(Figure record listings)
>> Start

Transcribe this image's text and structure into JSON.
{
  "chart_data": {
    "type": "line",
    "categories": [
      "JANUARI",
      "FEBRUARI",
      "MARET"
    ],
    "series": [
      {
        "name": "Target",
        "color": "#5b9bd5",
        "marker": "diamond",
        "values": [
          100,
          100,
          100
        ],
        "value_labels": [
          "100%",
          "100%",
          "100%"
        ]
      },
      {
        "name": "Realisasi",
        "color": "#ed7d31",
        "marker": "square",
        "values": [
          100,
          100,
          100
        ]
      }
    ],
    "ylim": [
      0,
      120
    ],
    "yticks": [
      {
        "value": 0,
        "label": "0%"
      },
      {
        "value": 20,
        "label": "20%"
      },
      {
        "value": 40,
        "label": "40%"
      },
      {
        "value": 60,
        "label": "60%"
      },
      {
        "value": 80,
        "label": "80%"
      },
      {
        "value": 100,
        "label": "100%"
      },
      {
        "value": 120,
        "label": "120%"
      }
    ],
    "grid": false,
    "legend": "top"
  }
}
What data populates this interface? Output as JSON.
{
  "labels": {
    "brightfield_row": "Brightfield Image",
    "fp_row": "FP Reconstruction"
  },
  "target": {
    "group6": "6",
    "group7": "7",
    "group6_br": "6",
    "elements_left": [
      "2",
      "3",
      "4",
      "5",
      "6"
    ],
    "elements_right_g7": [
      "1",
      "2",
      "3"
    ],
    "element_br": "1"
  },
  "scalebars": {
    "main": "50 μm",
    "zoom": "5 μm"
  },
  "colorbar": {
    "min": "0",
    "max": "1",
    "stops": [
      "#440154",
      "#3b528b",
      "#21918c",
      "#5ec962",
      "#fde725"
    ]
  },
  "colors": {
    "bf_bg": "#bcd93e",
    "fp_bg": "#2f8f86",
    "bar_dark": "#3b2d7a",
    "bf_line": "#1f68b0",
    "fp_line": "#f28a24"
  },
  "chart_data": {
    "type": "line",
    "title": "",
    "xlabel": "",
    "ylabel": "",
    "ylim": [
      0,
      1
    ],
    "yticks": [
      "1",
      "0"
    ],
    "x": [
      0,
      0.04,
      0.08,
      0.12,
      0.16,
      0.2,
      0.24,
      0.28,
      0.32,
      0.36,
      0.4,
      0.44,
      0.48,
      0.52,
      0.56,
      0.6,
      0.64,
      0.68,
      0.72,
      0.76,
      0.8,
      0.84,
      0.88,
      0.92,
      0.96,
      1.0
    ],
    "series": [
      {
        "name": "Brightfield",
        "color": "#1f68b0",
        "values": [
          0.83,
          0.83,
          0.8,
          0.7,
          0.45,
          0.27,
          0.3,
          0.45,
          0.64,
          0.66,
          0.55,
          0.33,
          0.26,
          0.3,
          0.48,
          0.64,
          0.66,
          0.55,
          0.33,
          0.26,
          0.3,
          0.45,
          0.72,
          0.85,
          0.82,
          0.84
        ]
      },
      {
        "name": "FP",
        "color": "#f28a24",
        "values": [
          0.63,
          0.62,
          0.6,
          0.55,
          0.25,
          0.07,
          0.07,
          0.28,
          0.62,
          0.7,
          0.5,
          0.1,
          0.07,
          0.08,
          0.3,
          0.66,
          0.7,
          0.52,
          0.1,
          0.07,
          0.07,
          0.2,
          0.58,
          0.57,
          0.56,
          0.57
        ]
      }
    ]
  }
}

>> End

THE TASK. In this exercise, repeat all entries exactly.

RESPONSE TO THE TASK.
Transcribe this image's text and structure into JSON.
{
  "chart_data": {
    "type": "line",
    "categories": [
      "JANUARI",
      "FEBRUARI",
      "MARET"
    ],
    "series": [
      {
        "name": "Target",
        "color": "#5b9bd5",
        "marker": "diamond",
        "values": [
          100,
          100,
          100
        ],
        "value_labels": [
          "100%",
          "100%",
          "100%"
        ]
      },
      {
        "name": "Realisasi",
        "color": "#ed7d31",
        "marker": "square",
        "values": [
          100,
          100,
          100
        ]
      }
    ],
    "ylim": [
      0,
      120
    ],
    "yticks": [
      {
        "value": 0,
        "label": "0%"
      },
      {
        "value": 20,
        "label": "20%"
      },
      {
        "value": 40,
        "label": "40%"
      },
      {
        "value": 60,
        "label": "60%"
      },
      {
        "value": 80,
        "label": "80%"
      },
      {
        "value": 100,
        "label": "100%"
      },
      {
        "value": 120,
        "label": "120%"
      }
    ],
    "grid": false,
    "legend": "top"
  }
}
What data populates this interface? Output as JSON.
{
  "labels": {
    "brightfield_row": "Brightfield Image",
    "fp_row": "FP Reconstruction"
  },
  "target": {
    "group6": "6",
    "group7": "7",
    "group6_br": "6",
    "elements_left": [
      "2",
      "3",
      "4",
      "5",
      "6"
    ],
    "elements_right_g7": [
      "1",
      "2",
      "3"
    ],
    "element_br": "1"
  },
  "scalebars": {
    "main": "50 μm",
    "zoom": "5 μm"
  },
  "colorbar": {
    "min": "0",
    "max": "1",
    "stops": [
      "#440154",
      "#3b528b",
      "#21918c",
      "#5ec962",
      "#fde725"
    ]
  },
  "colors": {
    "bf_bg": "#bcd93e",
    "fp_bg": "#2f8f86",
    "bar_dark": "#3b2d7a",
    "bf_line": "#1f68b0",
    "fp_line": "#f28a24"
  },
  "chart_data": {
    "type": "line",
    "title": "",
    "xlabel": "",
    "ylabel": "",
    "ylim": [
      0,
      1
    ],
    "yticks": [
      "1",
      "0"
    ],
    "x": [
      0,
      0.04,
      0.08,
      0.12,
      0.16,
      0.2,
      0.24,
      0.28,
      0.32,
      0.36,
      0.4,
      0.44,
      0.48,
      0.52,
      0.56,
      0.6,
      0.64,
      0.68,
      0.72,
      0.76,
      0.8,
      0.84,
      0.88,
      0.92,
      0.96,
      1.0
    ],
    "series": [
      {
        "name": "Brightfield",
        "color": "#1f68b0",
        "values": [
          0.83,
          0.83,
          0.8,
          0.7,
          0.45,
          0.27,
          0.3,
          0.45,
          0.64,
          0.66,
          0.55,
          0.33,
          0.26,
          0.3,
          0.48,
          0.64,
          0.66,
          0.55,
          0.33,
          0.26,
          0.3,
          0.45,
          0.72,
          0.85,
          0.82,
          0.84
        ]
      },
      {
        "name": "FP",
        "color": "#f28a24",
        "values": [
          0.63,
          0.62,
          0.6,
          0.55,
          0.25,
          0.07,
          0.07,
          0.28,
          0.62,
          0.7,
          0.5,
          0.1,
          0.07,
          0.08,
          0.3,
          0.66,
          0.7,
          0.52,
          0.1,
          0.07,
          0.07,
          0.2,
          0.58,
          0.57,
          0.56,
          0.57
        ]
      }
    ]
  }
}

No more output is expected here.